'''
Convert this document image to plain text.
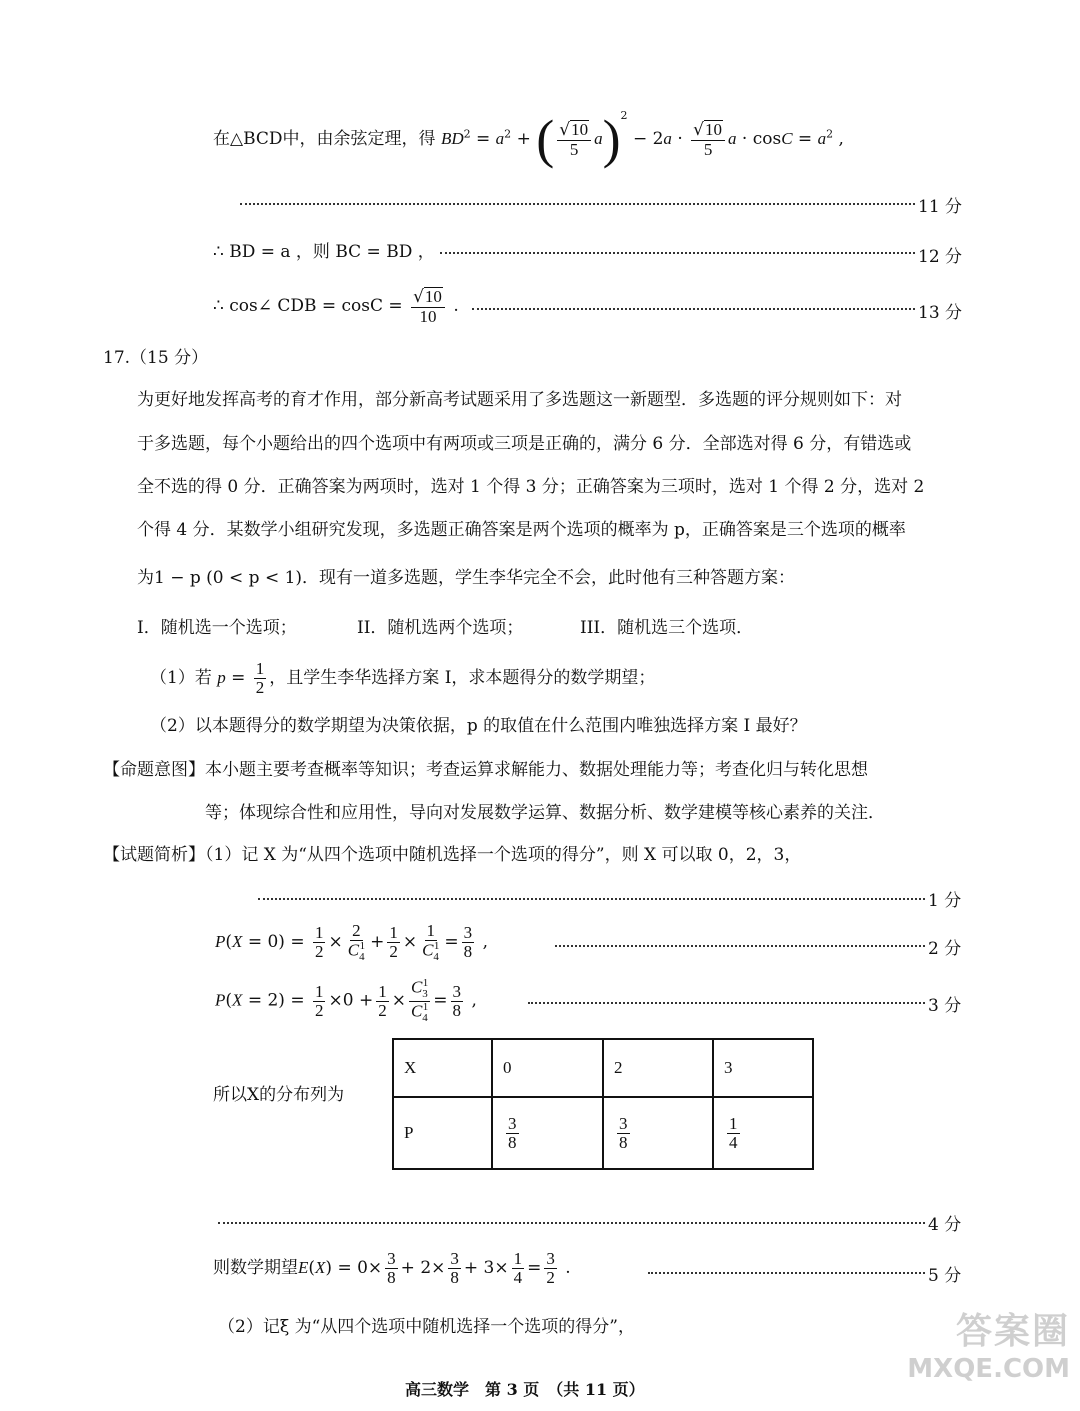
在△BCD中，由余弦定理，得 $BD^2 = a^2$ + ( $\frac{√10}{5} a)^2 - 2a \cdot \frac{√10}{5}$ $a \cdot \cos C = a^2$ ,
11 分
∴ BD = a ，则 BC = BD ，	12 分
∴ cos∠ CDB = $\cos C = \frac{√10}{10}$ .	13 分
17.（15 分）
为更好地发挥高考的育才作用，部分新高考试题采用了多选题这一新题型．多选题的评分规则如下：对
于多选题，每个小题给出的四个选项中有两项或三项是正确的，满分 6 分．全部选对得 6 分，有错选或
全不选的得 0 分．正确答案为两项时，选对 1 个得 3 分；正确答案为三项时，选对 1 个得 2 分，选对 2
个得 4 分．某数学小组研究发现，多选题正确答案是两个选项的概率为 p，正确答案是三个选项的概率
为1 − p (0 < p < 1)．现有一道多选题，学生李华完全不会，此时他有三种答题方案：
I．随机选一个选项；	II．随机选两个选项；	III．随机选三个选项．
（1）若 $p = \frac{1}{2}$ ，且学生李华选择方案 I，求本题得分的数学期望；
（2）以本题得分的数学期望为决策依据，p 的取值在什么范围内唯独选择方案 I 最好？
【命题意图】本小题主要考查概率等知识；考查运算求解能力、数据处理能力等；考查化归与转化思想
等；体现综合性和应用性，导向对发展数学运算、数据分析、数学建模等核心素养的关注．
【试题简析】（1）记 X 为“从四个选项中随机选择一个选项的得分”，则 X 可以取 0，2，3，
1 分
$P(X = 0) = \frac{1}{2} \times \frac{2}{C_4^1} + \frac{1}{2} \times \frac{1}{C_4^1} = \frac{3}{8}$ ,	2 分
$P(X = 2) = \frac{1}{2} \times 0 + \frac{1}{2} \times \frac{C_3^1}{C_4^1} = \frac{3}{8}$ ,	3 分
所以X的分布列为
X	0	2	3
P	$\frac{3}{8}$	$\frac{3}{8}$	$\frac{1}{4}$
4 分
则数学期望$E(X) = 0\times \frac{3}{8} + 2\times \frac{3}{8} + 3\times \frac{1}{4} = \frac{3}{2}$ .	5 分
（2）记ξ 为“从四个选项中随机选择一个选项的得分”，
高三数学　第 3 页　（共 11 页）
答案圈
MXQE.COM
'''
## Stated task
Copy every entry exactly as written. Pictures are excluded.

## Worked solution
Convert this document image to plain text.
在△BCD中，由余弦定理，得 $BD^2 = a^2$ + ( $\frac{√10}{5} a)^2 - 2a \cdot \frac{√10}{5}$ $a \cdot \cos C = a^2$ ,
11 分
∴ BD = a ，则 BC = BD ，	12 分
∴ cos∠ CDB = $\cos C = \frac{√10}{10}$ .	13 分
17.（15 分）
为更好地发挥高考的育才作用，部分新高考试题采用了多选题这一新题型．多选题的评分规则如下：对
于多选题，每个小题给出的四个选项中有两项或三项是正确的，满分 6 分．全部选对得 6 分，有错选或
全不选的得 0 分．正确答案为两项时，选对 1 个得 3 分；正确答案为三项时，选对 1 个得 2 分，选对 2
个得 4 分．某数学小组研究发现，多选题正确答案是两个选项的概率为 p，正确答案是三个选项的概率
为1 − p (0 < p < 1)．现有一道多选题，学生李华完全不会，此时他有三种答题方案：
I．随机选一个选项；	II．随机选两个选项；	III．随机选三个选项．
（1）若 $p = \frac{1}{2}$ ，且学生李华选择方案 I，求本题得分的数学期望；
（2）以本题得分的数学期望为决策依据，p 的取值在什么范围内唯独选择方案 I 最好？
【命题意图】本小题主要考查概率等知识；考查运算求解能力、数据处理能力等；考查化归与转化思想
等；体现综合性和应用性，导向对发展数学运算、数据分析、数学建模等核心素养的关注．
【试题简析】（1）记 X 为“从四个选项中随机选择一个选项的得分”，则 X 可以取 0，2，3，
1 分
$P(X = 0) = \frac{1}{2} \times \frac{2}{C_4^1} + \frac{1}{2} \times \frac{1}{C_4^1} = \frac{3}{8}$ ,	2 分
$P(X = 2) = \frac{1}{2} \times 0 + \frac{1}{2} \times \frac{C_3^1}{C_4^1} = \frac{3}{8}$ ,	3 分
所以X的分布列为
X	0	2	3
P	$\frac{3}{8}$	$\frac{3}{8}$	$\frac{1}{4}$
4 分
则数学期望$E(X) = 0\times \frac{3}{8} + 2\times \frac{3}{8} + 3\times \frac{1}{4} = \frac{3}{2}$ .	5 分
（2）记ξ 为“从四个选项中随机选择一个选项的得分”，
高三数学　第 3 页　（共 11 页）
答案圈
MXQE.COM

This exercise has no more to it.